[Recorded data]
################

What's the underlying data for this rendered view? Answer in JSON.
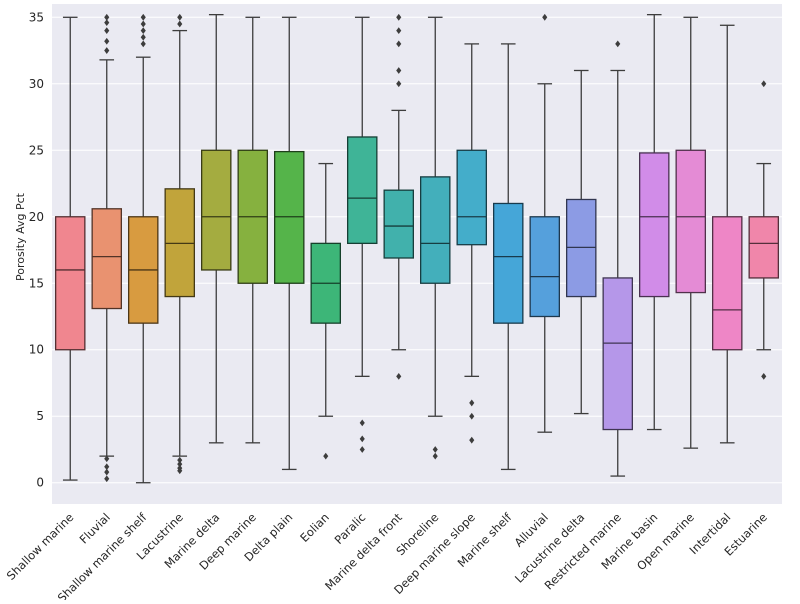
{
  "chart_data": {
    "type": "box",
    "title": "",
    "xlabel": "",
    "ylabel": "Porosity Avg Pct",
    "ylim": [
      -1.6,
      36
    ],
    "yticks": [
      0,
      5,
      10,
      15,
      20,
      25,
      30,
      35
    ],
    "grid": true,
    "background": "#eaeaf2",
    "categories": [
      "Shallow marine",
      "Fluvial",
      "Shallow marine shelf",
      "Lacustrine",
      "Marine delta",
      "Deep marine",
      "Delta plain",
      "Eolian",
      "Paralic",
      "Marine delta front",
      "Shoreline",
      "Deep marine slope",
      "Marine shelf",
      "Alluvial",
      "Lacustrine delta",
      "Restricted marine",
      "Marine basin",
      "Open marine",
      "Intertidal",
      "Estuarine"
    ],
    "colors": [
      "#f0868f",
      "#e99270",
      "#d89b40",
      "#c1a43b",
      "#a4ac40",
      "#86b13f",
      "#55b44a",
      "#3db678",
      "#3fb497",
      "#41b1ac",
      "#43afbb",
      "#44adca",
      "#45a6d8",
      "#55a0dc",
      "#8c9be4",
      "#b597e9",
      "#d18ce8",
      "#e48bd5",
      "#ee86c6",
      "#f086aa"
    ],
    "series": [
      {
        "whislo": 0.2,
        "q1": 10,
        "median": 16,
        "q3": 20,
        "whishi": 35,
        "fliers": []
      },
      {
        "whislo": 2,
        "q1": 13.1,
        "median": 17,
        "q3": 20.6,
        "whishi": 31.8,
        "fliers": [
          1.8,
          1.2,
          0.8,
          0.3,
          32.5,
          33.2,
          34,
          34.6,
          35
        ]
      },
      {
        "whislo": 0,
        "q1": 12,
        "median": 16,
        "q3": 20,
        "whishi": 32,
        "fliers": [
          33,
          33.5,
          34,
          34.5,
          35
        ]
      },
      {
        "whislo": 2,
        "q1": 14,
        "median": 18,
        "q3": 22.1,
        "whishi": 34,
        "fliers": [
          1.7,
          1.4,
          1.1,
          0.9,
          34.5,
          35
        ]
      },
      {
        "whislo": 3,
        "q1": 16,
        "median": 20,
        "q3": 25,
        "whishi": 35.2,
        "fliers": []
      },
      {
        "whislo": 3,
        "q1": 15,
        "median": 20,
        "q3": 25,
        "whishi": 35,
        "fliers": []
      },
      {
        "whislo": 1,
        "q1": 15,
        "median": 20,
        "q3": 24.9,
        "whishi": 35,
        "fliers": []
      },
      {
        "whislo": 5,
        "q1": 12,
        "median": 15,
        "q3": 18,
        "whishi": 24,
        "fliers": [
          2
        ]
      },
      {
        "whislo": 8,
        "q1": 18,
        "median": 21.4,
        "q3": 26,
        "whishi": 35,
        "fliers": [
          4.5,
          3.3,
          2.5
        ]
      },
      {
        "whislo": 10,
        "q1": 16.9,
        "median": 19.3,
        "q3": 22,
        "whishi": 28,
        "fliers": [
          8,
          30,
          31,
          33,
          34,
          35
        ]
      },
      {
        "whislo": 5,
        "q1": 15,
        "median": 18,
        "q3": 23,
        "whishi": 35,
        "fliers": [
          2.5,
          2
        ]
      },
      {
        "whislo": 8,
        "q1": 17.9,
        "median": 20,
        "q3": 25,
        "whishi": 33,
        "fliers": [
          6,
          5,
          3.2
        ]
      },
      {
        "whislo": 1,
        "q1": 12,
        "median": 17,
        "q3": 21,
        "whishi": 33,
        "fliers": []
      },
      {
        "whislo": 3.8,
        "q1": 12.5,
        "median": 15.5,
        "q3": 20,
        "whishi": 30,
        "fliers": [
          35
        ]
      },
      {
        "whislo": 5.2,
        "q1": 14,
        "median": 17.7,
        "q3": 21.3,
        "whishi": 31,
        "fliers": []
      },
      {
        "whislo": 0.5,
        "q1": 4,
        "median": 10.5,
        "q3": 15.4,
        "whishi": 31,
        "fliers": [
          33
        ]
      },
      {
        "whislo": 4,
        "q1": 14,
        "median": 20,
        "q3": 24.8,
        "whishi": 35.2,
        "fliers": []
      },
      {
        "whislo": 2.6,
        "q1": 14.3,
        "median": 20,
        "q3": 25,
        "whishi": 35,
        "fliers": []
      },
      {
        "whislo": 3,
        "q1": 10,
        "median": 13,
        "q3": 20,
        "whishi": 34.4,
        "fliers": []
      },
      {
        "whislo": 10,
        "q1": 15.4,
        "median": 18,
        "q3": 20,
        "whishi": 24,
        "fliers": [
          8,
          30
        ]
      }
    ]
  }
}
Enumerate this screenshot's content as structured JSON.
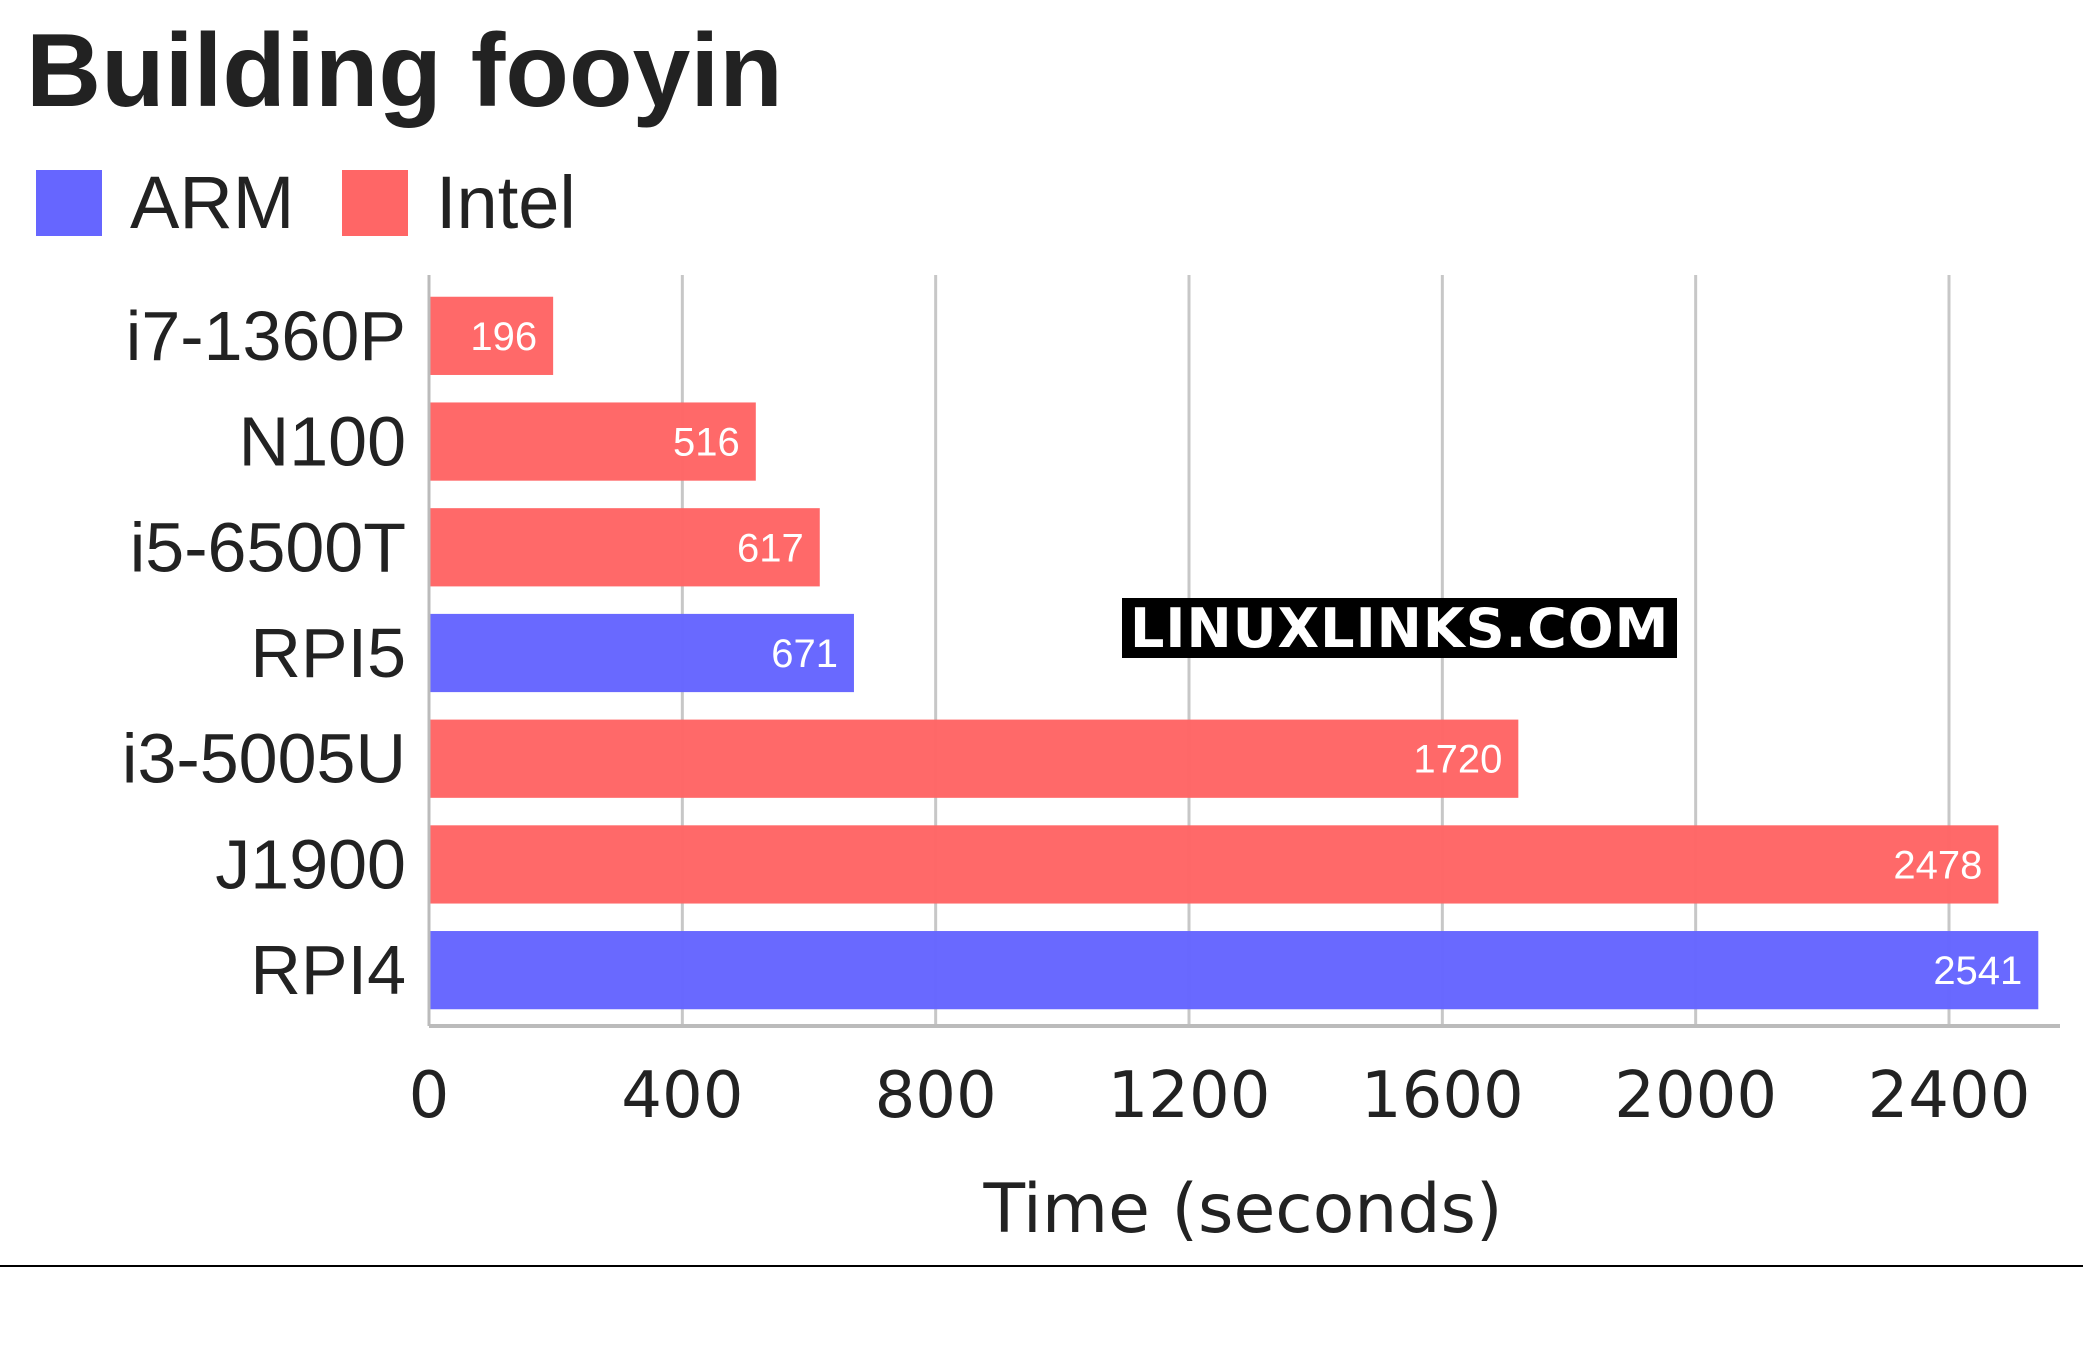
{
  "chart_data": {
    "type": "bar",
    "orientation": "horizontal",
    "title": "Building fooyin",
    "xlabel": "Time (seconds)",
    "ylabel": "",
    "xlim": [
      0,
      2560
    ],
    "xticks": [
      0,
      400,
      800,
      1200,
      1600,
      2000,
      2400
    ],
    "grid": true,
    "legend_position": "top-left",
    "legend": [
      {
        "name": "ARM",
        "color": "#6666ff"
      },
      {
        "name": "Intel",
        "color": "#ff6666"
      }
    ],
    "categories": [
      "i7-1360P",
      "N100",
      "i5-6500T",
      "RPI5",
      "i3-5005U",
      "J1900",
      "RPI4"
    ],
    "values": [
      196,
      516,
      617,
      671,
      1720,
      2478,
      2541
    ],
    "groups": [
      "Intel",
      "Intel",
      "Intel",
      "ARM",
      "Intel",
      "Intel",
      "ARM"
    ],
    "data_labels": [
      "196",
      "516",
      "617",
      "671",
      "1720",
      "2478",
      "2541"
    ]
  },
  "watermark": "LINUXLINKS.COM"
}
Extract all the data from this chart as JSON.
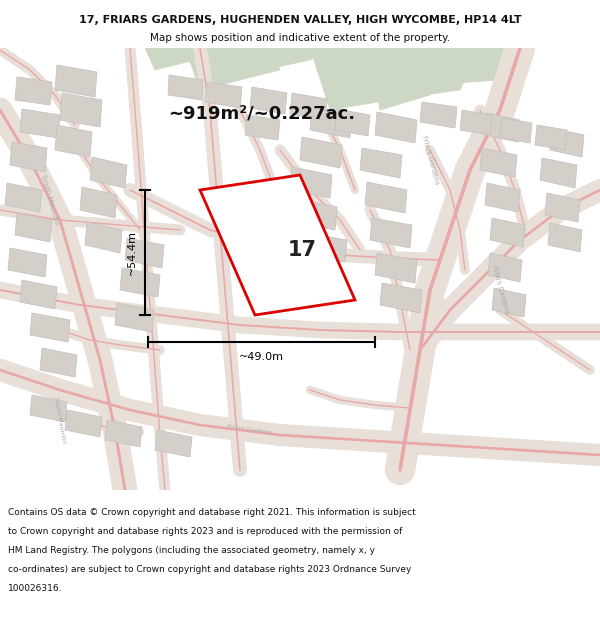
{
  "title_line1": "17, FRIARS GARDENS, HUGHENDEN VALLEY, HIGH WYCOMBE, HP14 4LT",
  "title_line2": "Map shows position and indicative extent of the property.",
  "area_text": "~919m²/~0.227ac.",
  "label_17": "17",
  "dim_width": "~49.0m",
  "dim_height": "~54.4m",
  "footer_lines": [
    "Contains OS data © Crown copyright and database right 2021. This information is subject",
    "to Crown copyright and database rights 2023 and is reproduced with the permission of",
    "HM Land Registry. The polygons (including the associated geometry, namely x, y",
    "co-ordinates) are subject to Crown copyright and database rights 2023 Ordnance Survey",
    "100026316."
  ],
  "map_bg": "#f0ece8",
  "road_fill": "#e8e0d8",
  "road_stroke": "#e8a8a8",
  "building_fill": "#d4cfc9",
  "building_edge": "#c4bfb9",
  "green_fill": "#ccd8c4",
  "plot_stroke": "#dd0000",
  "plot_fill": "#ffffff",
  "dim_color": "#000000",
  "text_color": "#111111",
  "road_label_color": "#aaaaaa",
  "white": "#ffffff"
}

################

Quote the data above in full and without alteration; skip the pictures.

What's the underlying data for this rendered view? Answer in JSON.
{
  "chart_data": {
    "type": "box",
    "title": "",
    "xlabel": "",
    "ylabel": "Porosity Avg Pct",
    "ylim": [
      -1.6,
      36
    ],
    "yticks": [
      0,
      5,
      10,
      15,
      20,
      25,
      30,
      35
    ],
    "grid": true,
    "background": "#eaeaf2",
    "categories": [
      "Shallow marine",
      "Fluvial",
      "Shallow marine shelf",
      "Lacustrine",
      "Marine delta",
      "Deep marine",
      "Delta plain",
      "Eolian",
      "Paralic",
      "Marine delta front",
      "Shoreline",
      "Deep marine slope",
      "Marine shelf",
      "Alluvial",
      "Lacustrine delta",
      "Restricted marine",
      "Marine basin",
      "Open marine",
      "Intertidal",
      "Estuarine"
    ],
    "colors": [
      "#f0868f",
      "#e99270",
      "#d89b40",
      "#c1a43b",
      "#a4ac40",
      "#86b13f",
      "#55b44a",
      "#3db678",
      "#3fb497",
      "#41b1ac",
      "#43afbb",
      "#44adca",
      "#45a6d8",
      "#55a0dc",
      "#8c9be4",
      "#b597e9",
      "#d18ce8",
      "#e48bd5",
      "#ee86c6",
      "#f086aa"
    ],
    "series": [
      {
        "whislo": 0.2,
        "q1": 10,
        "median": 16,
        "q3": 20,
        "whishi": 35,
        "fliers": []
      },
      {
        "whislo": 2,
        "q1": 13.1,
        "median": 17,
        "q3": 20.6,
        "whishi": 31.8,
        "fliers": [
          1.8,
          1.2,
          0.8,
          0.3,
          32.5,
          33.2,
          34,
          34.6,
          35
        ]
      },
      {
        "whislo": 0,
        "q1": 12,
        "median": 16,
        "q3": 20,
        "whishi": 32,
        "fliers": [
          33,
          33.5,
          34,
          34.5,
          35
        ]
      },
      {
        "whislo": 2,
        "q1": 14,
        "median": 18,
        "q3": 22.1,
        "whishi": 34,
        "fliers": [
          1.7,
          1.4,
          1.1,
          0.9,
          34.5,
          35
        ]
      },
      {
        "whislo": 3,
        "q1": 16,
        "median": 20,
        "q3": 25,
        "whishi": 35.2,
        "fliers": []
      },
      {
        "whislo": 3,
        "q1": 15,
        "median": 20,
        "q3": 25,
        "whishi": 35,
        "fliers": []
      },
      {
        "whislo": 1,
        "q1": 15,
        "median": 20,
        "q3": 24.9,
        "whishi": 35,
        "fliers": []
      },
      {
        "whislo": 5,
        "q1": 12,
        "median": 15,
        "q3": 18,
        "whishi": 24,
        "fliers": [
          2
        ]
      },
      {
        "whislo": 8,
        "q1": 18,
        "median": 21.4,
        "q3": 26,
        "whishi": 35,
        "fliers": [
          4.5,
          3.3,
          2.5
        ]
      },
      {
        "whislo": 10,
        "q1": 16.9,
        "median": 19.3,
        "q3": 22,
        "whishi": 28,
        "fliers": [
          8,
          30,
          31,
          33,
          34,
          35
        ]
      },
      {
        "whislo": 5,
        "q1": 15,
        "median": 18,
        "q3": 23,
        "whishi": 35,
        "fliers": [
          2.5,
          2
        ]
      },
      {
        "whislo": 8,
        "q1": 17.9,
        "median": 20,
        "q3": 25,
        "whishi": 33,
        "fliers": [
          6,
          5,
          3.2
        ]
      },
      {
        "whislo": 1,
        "q1": 12,
        "median": 17,
        "q3": 21,
        "whishi": 33,
        "fliers": []
      },
      {
        "whislo": 3.8,
        "q1": 12.5,
        "median": 15.5,
        "q3": 20,
        "whishi": 30,
        "fliers": [
          35
        ]
      },
      {
        "whislo": 5.2,
        "q1": 14,
        "median": 17.7,
        "q3": 21.3,
        "whishi": 31,
        "fliers": []
      },
      {
        "whislo": 0.5,
        "q1": 4,
        "median": 10.5,
        "q3": 15.4,
        "whishi": 31,
        "fliers": [
          33
        ]
      },
      {
        "whislo": 4,
        "q1": 14,
        "median": 20,
        "q3": 24.8,
        "whishi": 35.2,
        "fliers": []
      },
      {
        "whislo": 2.6,
        "q1": 14.3,
        "median": 20,
        "q3": 25,
        "whishi": 35,
        "fliers": []
      },
      {
        "whislo": 3,
        "q1": 10,
        "median": 13,
        "q3": 20,
        "whishi": 34.4,
        "fliers": []
      },
      {
        "whislo": 10,
        "q1": 15.4,
        "median": 18,
        "q3": 20,
        "whishi": 24,
        "fliers": [
          8,
          30
        ]
      }
    ]
  }
}
Enumerate this screenshot's content as structured JSON.
{
  "chart_data": {
    "type": "bar",
    "orientation": "horizontal",
    "title": "Building fooyin",
    "xlabel": "Time (seconds)",
    "ylabel": "",
    "xlim": [
      0,
      2560
    ],
    "xticks": [
      0,
      400,
      800,
      1200,
      1600,
      2000,
      2400
    ],
    "grid": true,
    "legend_position": "top-left",
    "legend": [
      {
        "name": "ARM",
        "color": "#6666ff"
      },
      {
        "name": "Intel",
        "color": "#ff6666"
      }
    ],
    "categories": [
      "i7-1360P",
      "N100",
      "i5-6500T",
      "RPI5",
      "i3-5005U",
      "J1900",
      "RPI4"
    ],
    "values": [
      196,
      516,
      617,
      671,
      1720,
      2478,
      2541
    ],
    "groups": [
      "Intel",
      "Intel",
      "Intel",
      "ARM",
      "Intel",
      "Intel",
      "ARM"
    ],
    "data_labels": [
      "196",
      "516",
      "617",
      "671",
      "1720",
      "2478",
      "2541"
    ]
  },
  "watermark": "LINUXLINKS.COM"
}
Extract all the data from this chart as JSON.
{
  "title_line1": "17, FRIARS GARDENS, HUGHENDEN VALLEY, HIGH WYCOMBE, HP14 4LT",
  "title_line2": "Map shows position and indicative extent of the property.",
  "area_text": "~919m²/~0.227ac.",
  "label_17": "17",
  "dim_width": "~49.0m",
  "dim_height": "~54.4m",
  "footer_lines": [
    "Contains OS data © Crown copyright and database right 2021. This information is subject",
    "to Crown copyright and database rights 2023 and is reproduced with the permission of",
    "HM Land Registry. The polygons (including the associated geometry, namely x, y",
    "co-ordinates) are subject to Crown copyright and database rights 2023 Ordnance Survey",
    "100026316."
  ],
  "map_bg": "#f0ece8",
  "road_fill": "#e8e0d8",
  "road_stroke": "#e8a8a8",
  "building_fill": "#d4cfc9",
  "building_edge": "#c4bfb9",
  "green_fill": "#ccd8c4",
  "plot_stroke": "#dd0000",
  "plot_fill": "#ffffff",
  "dim_color": "#000000",
  "text_color": "#111111",
  "road_label_color": "#aaaaaa",
  "white": "#ffffff"
}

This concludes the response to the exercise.